RECORD EXCERPTS
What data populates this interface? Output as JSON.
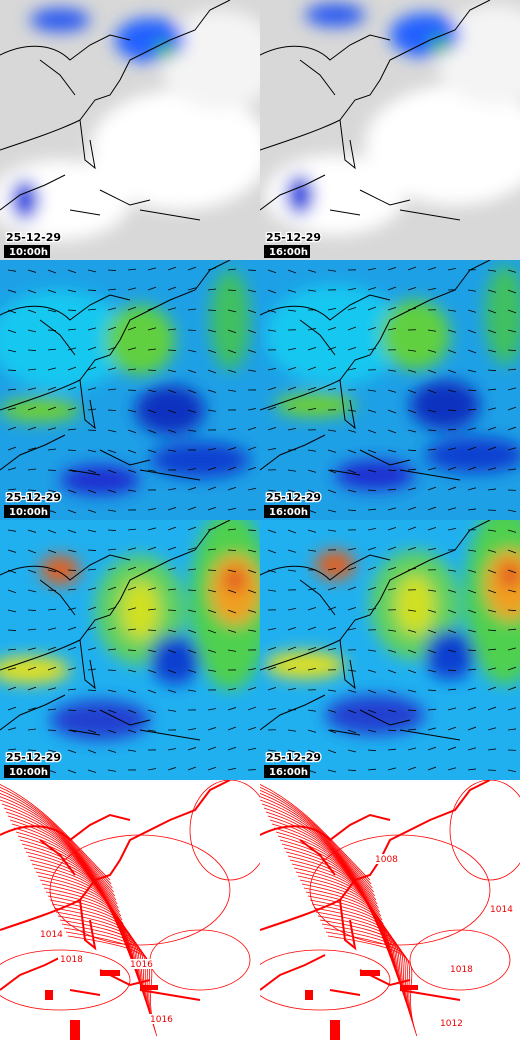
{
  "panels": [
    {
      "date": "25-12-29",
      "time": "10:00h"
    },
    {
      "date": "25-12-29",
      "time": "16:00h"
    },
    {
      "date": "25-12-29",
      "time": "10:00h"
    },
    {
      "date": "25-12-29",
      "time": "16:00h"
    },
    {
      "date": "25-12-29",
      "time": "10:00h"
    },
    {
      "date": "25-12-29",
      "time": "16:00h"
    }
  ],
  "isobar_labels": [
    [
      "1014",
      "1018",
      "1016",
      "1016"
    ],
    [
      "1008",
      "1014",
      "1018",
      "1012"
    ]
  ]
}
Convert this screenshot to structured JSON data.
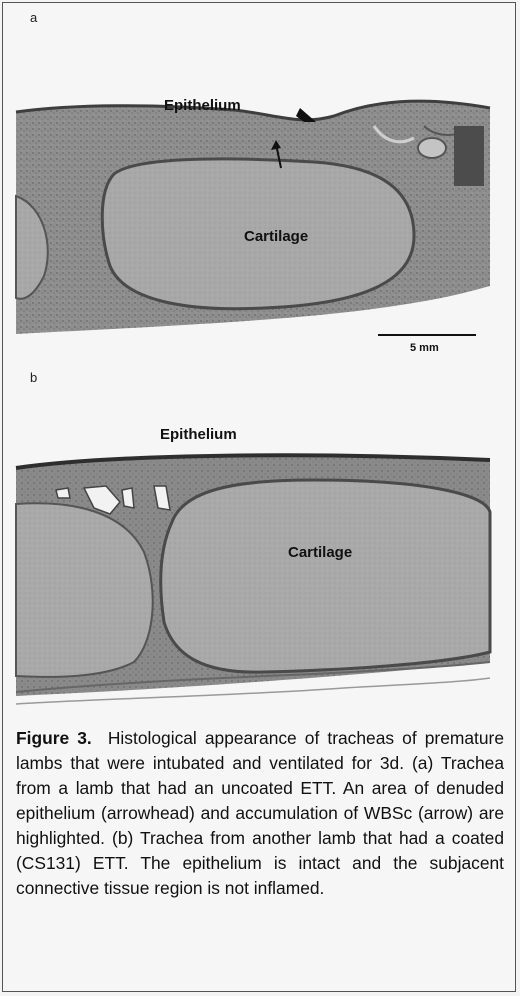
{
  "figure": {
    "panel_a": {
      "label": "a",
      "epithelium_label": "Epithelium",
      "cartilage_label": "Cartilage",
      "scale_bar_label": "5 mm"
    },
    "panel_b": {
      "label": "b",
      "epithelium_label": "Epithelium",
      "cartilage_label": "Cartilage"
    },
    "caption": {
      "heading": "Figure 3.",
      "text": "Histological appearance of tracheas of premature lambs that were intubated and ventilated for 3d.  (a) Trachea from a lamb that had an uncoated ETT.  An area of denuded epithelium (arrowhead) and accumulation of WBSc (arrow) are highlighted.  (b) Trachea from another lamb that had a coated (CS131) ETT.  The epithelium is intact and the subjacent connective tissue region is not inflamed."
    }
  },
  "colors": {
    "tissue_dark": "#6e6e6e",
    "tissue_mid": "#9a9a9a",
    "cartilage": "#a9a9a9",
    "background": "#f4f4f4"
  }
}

PROBLEM STATEMENT
Search the entries for the string "data" and collect each line that has it.

SOLUTION TO THIS TASK
What data populates this interface? Output as JSON.
Convert this screenshot to structured JSON data.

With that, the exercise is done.